WHAT TO PRODUCE => In the yoga blog excerpt, how does the teacher say we engage fearlessly with the weave?

SELECTION =>
━━━━━━━━━━━━━━━━

My teacher continued to say that our real work as yogis, (or simply as awake human beings), is to first and foremost, recognize that we are always in the weave, and therefore, to engage fearlessly and headlong into it. If we are always in the weave, then there is nothing to resist, nothing to fear. Whether an experience is comfortable or uncomfortable, joyful or painful, we can relax within the knowing that we are still, in those moments, a part of the weave.

This message in particular, struck a major chord for me. Living in New York, with the intense amount of stimulation and energy surrounding us at all times, my tendency is to seek solace in my very chill apartment, and to as much as possible, limit any extra exposure to what is, whether I like it or not, still a part of the weave.
Hearing that message, it at first struck me as paradoxical that I am engaging in a practice where the main purpose is to become increasingly sensitive and aware, while living in a city that is so over-stimulating. And yet, that’s what I’m doing, and this is where I am—in this crazy and exhilarating part of the weave.

So, how do I fearlessly engage? Essentially, this teacher said, we engage by trusting in our resilience and inner resources, and by learning how to navigate the outer world while using the tools of our inner practice.

A simple theory. A profound practice.

OK, New York. I’ll try again.

Thursday, January 7, 2010

On allowing...

After an uncertain November, the cosmos aligned and my prayers were answered, so that I can joyfully report I am writing this on my way to Panama in order to meet Kevin, ring in the New Year, and yoga our faces off. As I prepare for six weeks of jungle and beach life, (Costa Rica is next!) and treasured days spent practicing and sharing yoga with others, I also have to observe the difficulty with which my mind is struggling to unwind and let go. Sitting in the terminal, anticipating six stress-free weeks of self-exploration, sun, and professional development, my mind is at work and my heart is racing.

For me, these trips mark a time of growth, intention-setting, clearing and surrender. Upon each subsequent return home, I have arrived a different person— more open, more trusting in the role of divine guidance, and ready to share my gifts with increased courage, confidence, and (hopefully) grace. Given the level of discomfort I’ve been feeling—something I can only liken to emotional growing pains—I am ready for this time of restructuring and renewal to say the least.

━━━━━━━━━━━━━━━━

SOURCE EXCERPT =>
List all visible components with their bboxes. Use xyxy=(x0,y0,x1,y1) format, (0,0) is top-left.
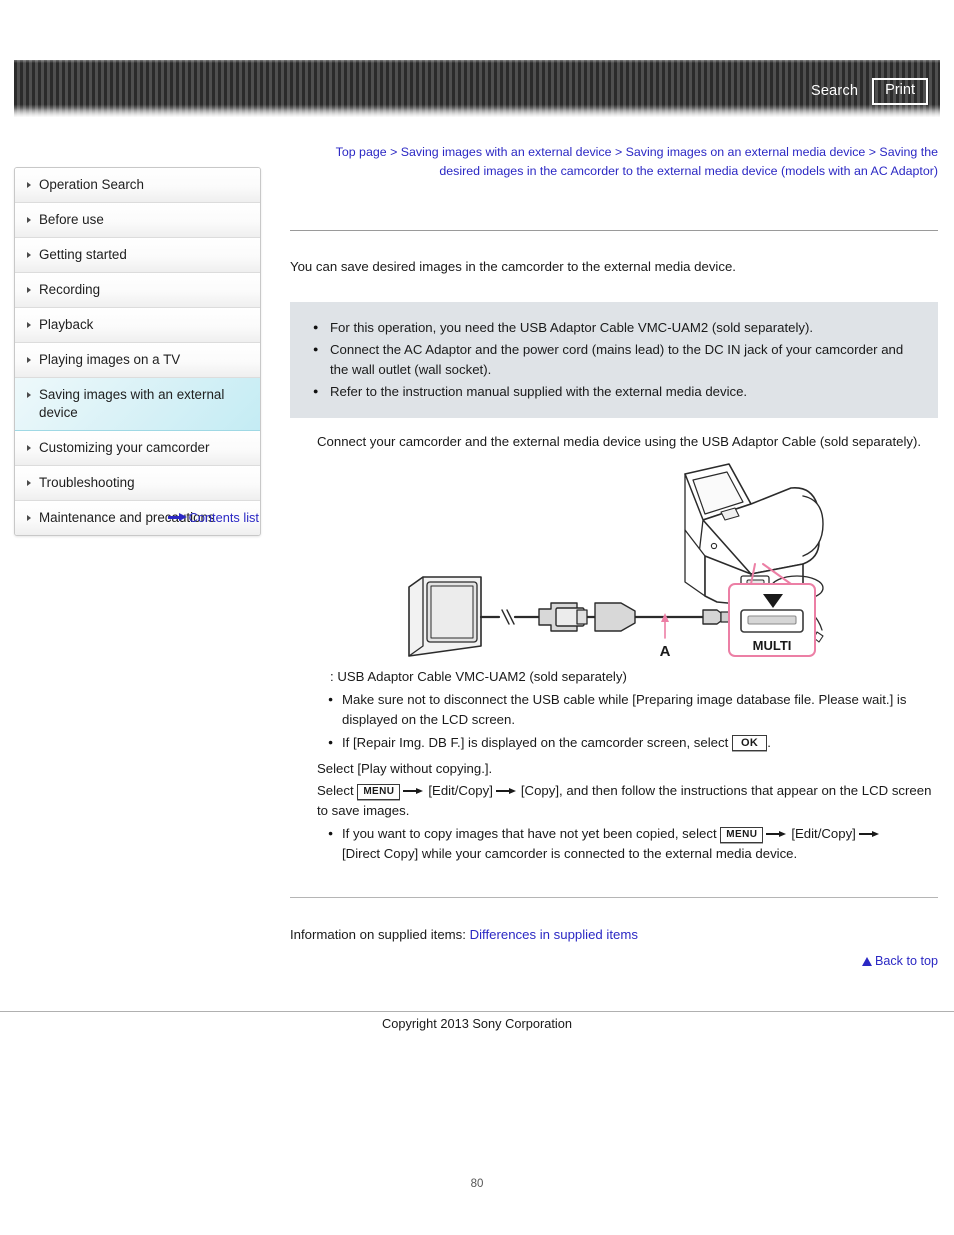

━━━━━━━━━━━━━━━━

RESPONSE TO THIS EXERCISE => By trusting in our resilience and inner resources, and by learning how to navigate the outer world while using the tools of our inner practice.